[EXERCÍCIO CURTO 1] Transcreva os registros desde o começo até a linha que contém "cell-non-bank-cb4: 14.8% —", incluindo essa linha.

A Morte e o Meteoro, de Joca Reiners Terron, lançado em 2019 pela Todavia, eleva o tema com uma história onde a Amazônia acabou (hoje ela está literalmente pegando fogo, diga-se) e os cinquenta índios da etnia Kaajapukugi, os únicos no mundo, perderam o seu lugar e estão prestes a desaparecer. Cabe ao indigenista Boaventura conduzí-los para um santuário no México, na condição de refugiados políticos. Mas esse homem acaba morrendo e o plano tem que ser resolvido por um funcionário da Comissão Nacional para o Desenvolvimento dos Povos Indígenas, no México, que é o narrador da obra.

Nesta trama rápida, de apenas 116 páginas, vamos acompanhando todo o desenrolar da curiosidade antropológica de Boaventura, que é membro da Fundação Nacional do Índio no Brasil, em descobrir esses índios isolados na floresta. E, após encontrá-los, acompanhamos como é a vida deles, seus costumes, tradições e práticas de vida e de respeito à terra.

(Alguns registros)
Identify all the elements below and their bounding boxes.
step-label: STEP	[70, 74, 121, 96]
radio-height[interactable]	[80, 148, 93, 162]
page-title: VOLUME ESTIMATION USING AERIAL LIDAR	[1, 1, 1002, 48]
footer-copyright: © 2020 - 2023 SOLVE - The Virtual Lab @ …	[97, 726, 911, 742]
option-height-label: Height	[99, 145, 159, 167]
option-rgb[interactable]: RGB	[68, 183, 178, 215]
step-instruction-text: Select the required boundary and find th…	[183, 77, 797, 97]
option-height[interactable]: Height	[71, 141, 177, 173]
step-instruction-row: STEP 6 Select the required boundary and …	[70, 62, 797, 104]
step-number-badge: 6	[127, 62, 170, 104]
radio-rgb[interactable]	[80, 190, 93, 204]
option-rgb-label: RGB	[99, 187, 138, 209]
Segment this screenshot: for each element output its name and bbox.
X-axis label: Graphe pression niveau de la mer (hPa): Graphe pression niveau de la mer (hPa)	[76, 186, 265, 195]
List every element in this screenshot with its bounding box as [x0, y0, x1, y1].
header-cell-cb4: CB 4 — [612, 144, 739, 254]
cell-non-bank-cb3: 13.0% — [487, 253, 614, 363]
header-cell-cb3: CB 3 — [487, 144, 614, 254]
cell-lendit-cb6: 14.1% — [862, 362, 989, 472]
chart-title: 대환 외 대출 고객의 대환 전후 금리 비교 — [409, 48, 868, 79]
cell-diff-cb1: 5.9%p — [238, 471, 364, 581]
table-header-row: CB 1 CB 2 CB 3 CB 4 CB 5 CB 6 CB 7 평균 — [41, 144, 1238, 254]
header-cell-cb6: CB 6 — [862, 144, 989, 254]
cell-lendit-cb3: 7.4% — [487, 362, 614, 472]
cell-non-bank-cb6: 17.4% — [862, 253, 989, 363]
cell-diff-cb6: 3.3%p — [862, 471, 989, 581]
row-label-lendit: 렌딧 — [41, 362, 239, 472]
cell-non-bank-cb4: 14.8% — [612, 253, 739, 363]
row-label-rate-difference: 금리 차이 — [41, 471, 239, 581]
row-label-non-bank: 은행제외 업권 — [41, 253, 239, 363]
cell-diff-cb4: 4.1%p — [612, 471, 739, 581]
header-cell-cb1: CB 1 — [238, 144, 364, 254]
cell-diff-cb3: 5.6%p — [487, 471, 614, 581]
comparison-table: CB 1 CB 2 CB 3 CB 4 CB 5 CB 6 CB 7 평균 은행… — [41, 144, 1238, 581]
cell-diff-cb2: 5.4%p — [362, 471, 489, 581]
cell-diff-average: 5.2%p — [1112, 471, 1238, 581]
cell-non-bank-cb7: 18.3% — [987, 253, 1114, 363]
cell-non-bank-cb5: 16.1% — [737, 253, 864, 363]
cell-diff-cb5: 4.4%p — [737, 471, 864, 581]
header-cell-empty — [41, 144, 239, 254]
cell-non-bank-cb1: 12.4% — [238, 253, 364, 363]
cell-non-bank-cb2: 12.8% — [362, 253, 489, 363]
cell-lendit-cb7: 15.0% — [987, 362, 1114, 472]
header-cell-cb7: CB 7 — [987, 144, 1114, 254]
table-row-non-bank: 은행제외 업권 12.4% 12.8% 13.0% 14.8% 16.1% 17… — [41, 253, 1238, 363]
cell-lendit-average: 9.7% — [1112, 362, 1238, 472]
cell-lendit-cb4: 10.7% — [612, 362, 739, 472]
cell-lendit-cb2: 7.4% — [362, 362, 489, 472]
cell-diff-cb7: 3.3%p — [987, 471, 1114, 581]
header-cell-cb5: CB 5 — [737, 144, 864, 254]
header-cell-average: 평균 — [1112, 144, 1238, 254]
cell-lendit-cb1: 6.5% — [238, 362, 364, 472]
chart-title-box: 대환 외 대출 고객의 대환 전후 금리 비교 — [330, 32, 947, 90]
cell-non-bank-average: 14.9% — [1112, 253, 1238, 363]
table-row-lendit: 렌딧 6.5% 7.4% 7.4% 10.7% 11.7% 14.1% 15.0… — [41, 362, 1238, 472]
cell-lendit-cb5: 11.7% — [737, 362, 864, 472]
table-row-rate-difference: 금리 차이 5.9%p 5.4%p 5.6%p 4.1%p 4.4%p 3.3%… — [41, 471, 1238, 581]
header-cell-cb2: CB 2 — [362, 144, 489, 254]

[EXERCÍCIO CURTO 2] No texto sobre o romance A Morte e o Meteoro, reescreva o trecho que vai de "A Morte e o" até "narrador da obra.", substituindo "México" por "Peru".

[SOLUÇÃO DA TAREFA 1]
Identify all the elements below and their bounding boxes.
step-label: STEP	[70, 74, 121, 96]
radio-height[interactable]	[80, 148, 93, 162]
page-title: VOLUME ESTIMATION USING AERIAL LIDAR	[1, 1, 1002, 48]
footer-copyright: © 2020 - 2023 SOLVE - The Virtual Lab @ …	[97, 726, 911, 742]
option-height-label: Height	[99, 145, 159, 167]
option-rgb[interactable]: RGB	[68, 183, 178, 215]
step-instruction-text: Select the required boundary and find th…	[183, 77, 797, 97]
option-height[interactable]: Height	[71, 141, 177, 173]
step-instruction-row: STEP 6 Select the required boundary and …	[70, 62, 797, 104]
step-number-badge: 6	[127, 62, 170, 104]
radio-rgb[interactable]	[80, 190, 93, 204]
option-rgb-label: RGB	[99, 187, 138, 209]
Segment this screenshot: for each element output its name and bbox.
X-axis label: Graphe pression niveau de la mer (hPa): Graphe pression niveau de la mer (hPa)	[76, 186, 265, 195]
List every element in this screenshot with its bounding box as [x0, y0, x1, y1].
header-cell-cb4: CB 4 — [612, 144, 739, 254]
cell-non-bank-cb3: 13.0% — [487, 253, 614, 363]
header-cell-cb3: CB 3 — [487, 144, 614, 254]
cell-lendit-cb6: 14.1% — [862, 362, 989, 472]
chart-title: 대환 외 대출 고객의 대환 전후 금리 비교 — [409, 48, 868, 79]
cell-diff-cb1: 5.9%p — [238, 471, 364, 581]
table-header-row: CB 1 CB 2 CB 3 CB 4 CB 5 CB 6 CB 7 평균 — [41, 144, 1238, 254]
header-cell-cb6: CB 6 — [862, 144, 989, 254]
cell-lendit-cb3: 7.4% — [487, 362, 614, 472]
cell-non-bank-cb6: 17.4% — [862, 253, 989, 363]
cell-diff-cb6: 3.3%p — [862, 471, 989, 581]
row-label-lendit: 렌딧 — [41, 362, 239, 472]
cell-non-bank-cb4: 14.8% — [612, 253, 739, 363]

[SOLUÇÃO DA TAREFA 2]
A Morte e o Meteoro, de Joca Reiners Terron, lançado em 2019 pela Todavia, eleva o tema com uma história onde a Amazônia acabou (hoje ela está literalmente pegando fogo, diga-se) e os cinquenta índios da etnia Kaajapukugi, os únicos no mundo, perderam o seu lugar e estão prestes a desaparecer. Cabe ao indigenista Boaventura conduzí-los para um santuário no Peru, na condição de refugiados políticos. Mas esse homem acaba morrendo e o plano tem que ser resolvido por um funcionário da Comissão Nacional para o Desenvolvimento dos Povos Indígenas, no Peru, que é o narrador da obra.